→ **Problem description**
Quote all entries in full, exactly.

(Stored data entries)
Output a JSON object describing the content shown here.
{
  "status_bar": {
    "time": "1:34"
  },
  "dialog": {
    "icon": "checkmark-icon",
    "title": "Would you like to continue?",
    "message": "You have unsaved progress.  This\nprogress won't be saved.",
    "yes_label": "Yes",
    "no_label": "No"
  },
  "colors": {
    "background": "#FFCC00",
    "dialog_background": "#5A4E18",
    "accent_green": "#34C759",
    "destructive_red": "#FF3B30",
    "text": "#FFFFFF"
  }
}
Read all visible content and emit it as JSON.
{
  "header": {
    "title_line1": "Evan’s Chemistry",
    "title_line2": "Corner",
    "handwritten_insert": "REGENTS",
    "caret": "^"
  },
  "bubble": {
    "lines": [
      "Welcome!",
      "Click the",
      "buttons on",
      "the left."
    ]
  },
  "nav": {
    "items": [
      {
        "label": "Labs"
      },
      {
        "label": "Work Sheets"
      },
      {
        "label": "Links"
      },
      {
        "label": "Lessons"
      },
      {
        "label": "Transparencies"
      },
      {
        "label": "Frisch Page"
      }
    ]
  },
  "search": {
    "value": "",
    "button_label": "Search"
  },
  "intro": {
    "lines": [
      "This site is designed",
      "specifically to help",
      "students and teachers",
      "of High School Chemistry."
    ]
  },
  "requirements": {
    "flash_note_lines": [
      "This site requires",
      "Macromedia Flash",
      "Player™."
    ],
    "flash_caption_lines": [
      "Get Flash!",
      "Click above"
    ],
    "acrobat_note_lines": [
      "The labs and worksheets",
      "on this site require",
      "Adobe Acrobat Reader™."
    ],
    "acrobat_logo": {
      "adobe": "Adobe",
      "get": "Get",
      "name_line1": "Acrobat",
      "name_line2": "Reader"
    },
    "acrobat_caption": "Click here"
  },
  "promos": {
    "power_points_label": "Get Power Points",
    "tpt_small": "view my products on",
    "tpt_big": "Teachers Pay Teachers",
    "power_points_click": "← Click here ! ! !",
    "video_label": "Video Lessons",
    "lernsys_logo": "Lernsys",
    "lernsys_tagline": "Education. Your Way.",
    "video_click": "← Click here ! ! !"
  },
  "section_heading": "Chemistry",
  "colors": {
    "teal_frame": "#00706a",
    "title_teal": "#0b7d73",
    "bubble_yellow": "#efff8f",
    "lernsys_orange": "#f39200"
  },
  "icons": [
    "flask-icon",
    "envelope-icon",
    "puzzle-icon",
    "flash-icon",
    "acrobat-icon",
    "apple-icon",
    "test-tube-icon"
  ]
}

→ **Solution to the problem**
Output a JSON object describing the content shown here.
{
  "status_bar": {
    "time": "1:34"
  },
  "dialog": {
    "icon": "checkmark-icon",
    "title": "Would you like to continue?",
    "message": "You have unsaved progress.  This\nprogress won't be saved.",
    "yes_label": "Yes",
    "no_label": "No"
  },
  "colors": {
    "background": "#FFCC00",
    "dialog_background": "#5A4E18",
    "accent_green": "#34C759",
    "destructive_red": "#FF3B30",
    "text": "#FFFFFF"
  }
}
Read all visible content and emit it as JSON.
{
  "header": {
    "title_line1": "Evan’s Chemistry",
    "title_line2": "Corner",
    "handwritten_insert": "REGENTS",
    "caret": "^"
  },
  "bubble": {
    "lines": [
      "Welcome!",
      "Click the",
      "buttons on",
      "the left."
    ]
  },
  "nav": {
    "items": [
      {
        "label": "Labs"
      },
      {
        "label": "Work Sheets"
      },
      {
        "label": "Links"
      },
      {
        "label": "Lessons"
      },
      {
        "label": "Transparencies"
      },
      {
        "label": "Frisch Page"
      }
    ]
  },
  "search": {
    "value": "",
    "button_label": "Search"
  },
  "intro": {
    "lines": [
      "This site is designed",
      "specifically to help",
      "students and teachers",
      "of High School Chemistry."
    ]
  },
  "requirements": {
    "flash_note_lines": [
      "This site requires",
      "Macromedia Flash",
      "Player™."
    ],
    "flash_caption_lines": [
      "Get Flash!",
      "Click above"
    ],
    "acrobat_note_lines": [
      "The labs and worksheets",
      "on this site require",
      "Adobe Acrobat Reader™."
    ],
    "acrobat_logo": {
      "adobe": "Adobe",
      "get": "Get",
      "name_line1": "Acrobat",
      "name_line2": "Reader"
    },
    "acrobat_caption": "Click here"
  },
  "promos": {
    "power_points_label": "Get Power Points",
    "tpt_small": "view my products on",
    "tpt_big": "Teachers Pay Teachers",
    "power_points_click": "← Click here ! ! !",
    "video_label": "Video Lessons",
    "lernsys_logo": "Lernsys",
    "lernsys_tagline": "Education. Your Way.",
    "video_click": "← Click here ! ! !"
  },
  "section_heading": "Chemistry",
  "colors": {
    "teal_frame": "#00706a",
    "title_teal": "#0b7d73",
    "bubble_yellow": "#efff8f",
    "lernsys_orange": "#f39200"
  },
  "icons": [
    "flask-icon",
    "envelope-icon",
    "puzzle-icon",
    "flash-icon",
    "acrobat-icon",
    "apple-icon",
    "test-tube-icon"
  ]
}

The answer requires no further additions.